ARTICLE →
«Arabe de service»: pour Linda Kebbab, son procès contre Taha Bouhafs va ouvrir un «débat de société»

Ce mercredi 7 avril devait se tenir le procès pour injure publique qui oppose le journaliste Taha Bouhafs à Linda Kebbab, fonctionnaire de police et syndicaliste qu’il avait qualifiée d’«Arabe de service» sur Twitter en juin 2020. En raison d’un vice de procédure, le procès a été repoussé. Une déception pour la policière. Sputnik était sur place.
Sputnik
«J’attendais beaucoup de cette journée. J’espérais qu’il soit un petit peu courageux. […] Je déplore sa lâcheté et je pense qu’il craint surtout de voir mis à jour finalement ses manipulations et son fonds de commerce qui est tout sauf antiraciste et qui a plutôt vocation à nous diviser.»

À la sortie de la salle d’audience du Tribunal judiciaire de Paris, Linda Kebbab, déléguée nationale du syndicat SGP Police-FO, ne pouvait cacher son agacement. En effet, le procès qui l’oppose au journaliste Taha Bouhafs n’a finalement pas eu lieu ce mercredi 7 avril. En cause, «une erreur du parquet sur les délais de citation», explique l’avocat de Linda Kebbab, maître Thibault de Montbrial.

«Monsieur Bouhaf n’a pas été régulièrement cité, donc le tribunal a été obligé de constater que la citation n’était pas valable. Le parquet a dit qu’il allait citer de nouveau monsieur Bouhafs le 9 juin prochain», a-t-il expliqué.

​L’avocat a néanmoins déploré l’absence du journaliste puisqu’il indique «que son avocat connaissait la date [du procès]» et «que, en droit de la presse, le prévenu peut paraître volontairement». De ce fait, «il peut renoncer à la nullité qui résulte d’une erreur sur la durée de citation», précise le défenseur de la syndicaliste.

De son côté, l’avocat de Taha Bouhafs, maître Arié Alimi, a affirmé sur Twitter: «La procédure d'injure publique à caractère racial contre Taha Bouhafs avec Linda Kebbab et la LICRA comme partie civile est annulée par le tribunal.» Ce à quoi maître de Montbrial a répondu «c’est la citation du parquet [qui] a été annulée, mais pas la procédure», avant que maître Alimi ne rétorque: «Monsieur Bouhafs n’est plus poursuivi et encore moins le 9 juin.»

DONNÉES FOURNIES →
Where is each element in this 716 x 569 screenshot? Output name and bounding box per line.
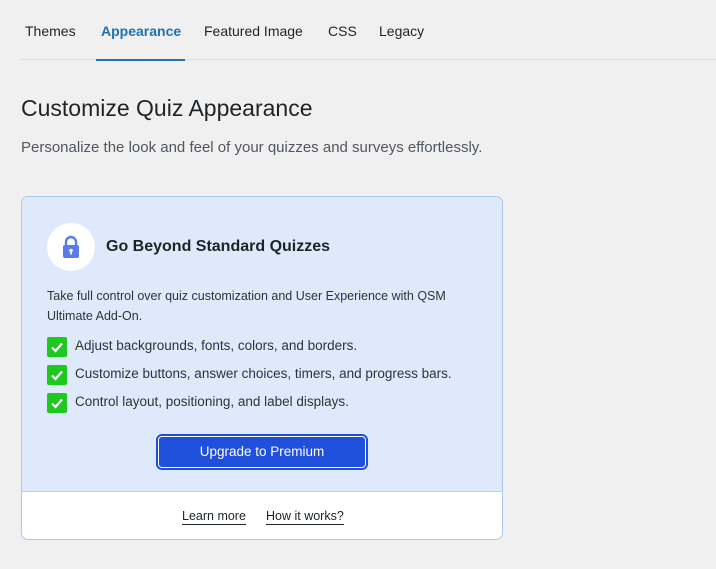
promo-card-body: Go Beyond Standard Quizzes Take full con… [22, 197, 502, 492]
checkbox-check-icon [47, 337, 67, 357]
feature-text: Customize buttons, answer choices, timer… [75, 366, 452, 381]
promo-heading: Go Beyond Standard Quizzes [106, 238, 331, 255]
tab-themes[interactable]: Themes [25, 0, 76, 60]
tab-css[interactable]: CSS [328, 0, 357, 60]
checkbox-check-icon [47, 365, 67, 385]
page-subtitle: Personalize the look and feel of your qu… [21, 139, 483, 156]
settings-tabs: Themes Appearance Featured Image CSS Leg… [21, 0, 716, 61]
lock-icon-badge [47, 223, 95, 271]
promo-card-footer: Learn more How it works? [22, 492, 502, 539]
feature-text: Control layout, positioning, and label d… [75, 394, 349, 409]
learn-more-link[interactable]: Learn more [182, 509, 246, 525]
promo-description: Take full control over quiz customizatio… [47, 289, 446, 323]
feature-text: Adjust backgrounds, fonts, colors, and b… [75, 338, 358, 353]
checkbox-check-icon [47, 393, 67, 413]
upgrade-to-premium-button[interactable]: Upgrade to Premium [156, 434, 368, 470]
tab-featured-image[interactable]: Featured Image [204, 0, 303, 60]
how-it-works-link[interactable]: How it works? [266, 509, 344, 525]
tab-appearance[interactable]: Appearance [95, 0, 186, 61]
page-title: Customize Quiz Appearance [21, 95, 313, 121]
premium-promo-card: Go Beyond Standard Quizzes Take full con… [21, 196, 503, 540]
tab-legacy[interactable]: Legacy [379, 0, 424, 60]
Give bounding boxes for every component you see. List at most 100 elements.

TÂCHES À RÉALISER →
1. Réécrivez le listing de la ligne contenant « promo-card-body: Go Beyond » jusqu'à la ligne contenant « tab-legacy[interactable]: Legacy [379, 0, 424, 60] » incluse, en remplaçant « feature-text » par « feature-label » sans rien modifier d'autre.
2. Poursuivez l'article sur le procès entre Linda Kebbab et Taha Bouhafs à partir de son dernier paragraphe.
L'article et le listing n'ont aucun lien entre eux.

RÉPONSES PAR TÂCHE →
1.
promo-card-body: Go Beyond Standard Quizzes Take full con… [22, 197, 502, 492]
checkbox-check-icon [47, 337, 67, 357]
feature-label: Customize buttons, answer choices, timer… [75, 366, 452, 381]
promo-heading: Go Beyond Standard Quizzes [106, 238, 331, 255]
tab-themes[interactable]: Themes [25, 0, 76, 60]
tab-css[interactable]: CSS [328, 0, 357, 60]
checkbox-check-icon [47, 365, 67, 385]
page-subtitle: Personalize the look and feel of your qu… [21, 139, 483, 156]
settings-tabs: Themes Appearance Featured Image CSS Leg… [21, 0, 716, 61]
lock-icon-badge [47, 223, 95, 271]
promo-card-footer: Learn more How it works? [22, 492, 502, 539]
feature-label: Control layout, positioning, and label d… [75, 394, 349, 409]
learn-more-link[interactable]: Learn more [182, 509, 246, 525]
promo-description: Take full control over quiz customizatio… [47, 289, 446, 323]
feature-label: Adjust backgrounds, fonts, colors, and b… [75, 338, 358, 353]
checkbox-check-icon [47, 393, 67, 413]
upgrade-to-premium-button[interactable]: Upgrade to Premium [156, 434, 368, 470]
tab-featured-image[interactable]: Featured Image [204, 0, 303, 60]
how-it-works-link[interactable]: How it works? [266, 509, 344, 525]
tab-appearance[interactable]: Appearance [95, 0, 186, 61]
page-title: Customize Quiz Appearance [21, 95, 313, 121]
premium-promo-card: Go Beyond Standard Quizzes Take full con… [21, 196, 503, 540]
tab-legacy[interactable]: Legacy [379, 0, 424, 60]

2.
Ce dernier joue toutefois sur les mots… ou plutôt avec le Code de procédure pénale. Formellement, Taha Bouhafs n’est en effet plus poursuivi… jusqu’à ce qu’il reçoive une nouvelle citation de la part du tribunal.

​Au-delà de ces bisbilles procédurales, Linda Kebbab souligne l’importance d’expliquer la gravité des propos de Taha Bouhafs, qui l’avait qualifiée d’«ADS: Arabe de service» dans un tweet publié le 3 juin 2020.

​Pour la syndicaliste, ce procès va ouvrir un «débat de société».

«Il permettra peut-être à des milliers de jeunes qui ont un dossier de candidature pour entrer dans la police ou dans des fonctions régaliennes de savoir si oui ou non ils en ont le droit, ou bien si nous sommes encore sous un régime d’indigénat que lui veut faire croire», a-t-elle plaidé.

«Nous sommes Français autant que les autres et ce n’est pas renier son origine, son patrimoine familial ou sa culture que d’embrasser un uniforme, que nous aimons vraiment, sur un territoire sur lequel nous sommes nés et où nous grandissons», a rappelé la policière.

Cette affaire s’accompagne d’une autre, celle du policier noir traité de «vendu» par la youtubeuse Nadjélika lors d’une manifestation du comité Vérité pour Adama. Un procès aussi reporté à décembre 2022 par la 17e chambre correctionnelle du tribunal de Paris à cause d’une question prioritaire de constitutionnalité. La jeune activiste est, quant à elle, poursuivie pour «outrage aggravé envers personne dépositaire de l'autorité publique», une infraction passible de deux ans d’emprisonnement et de 15.000 euros d’amende. Les tensions semblent ainsi s’accumuler autour de la mouvance dite «antiraciste».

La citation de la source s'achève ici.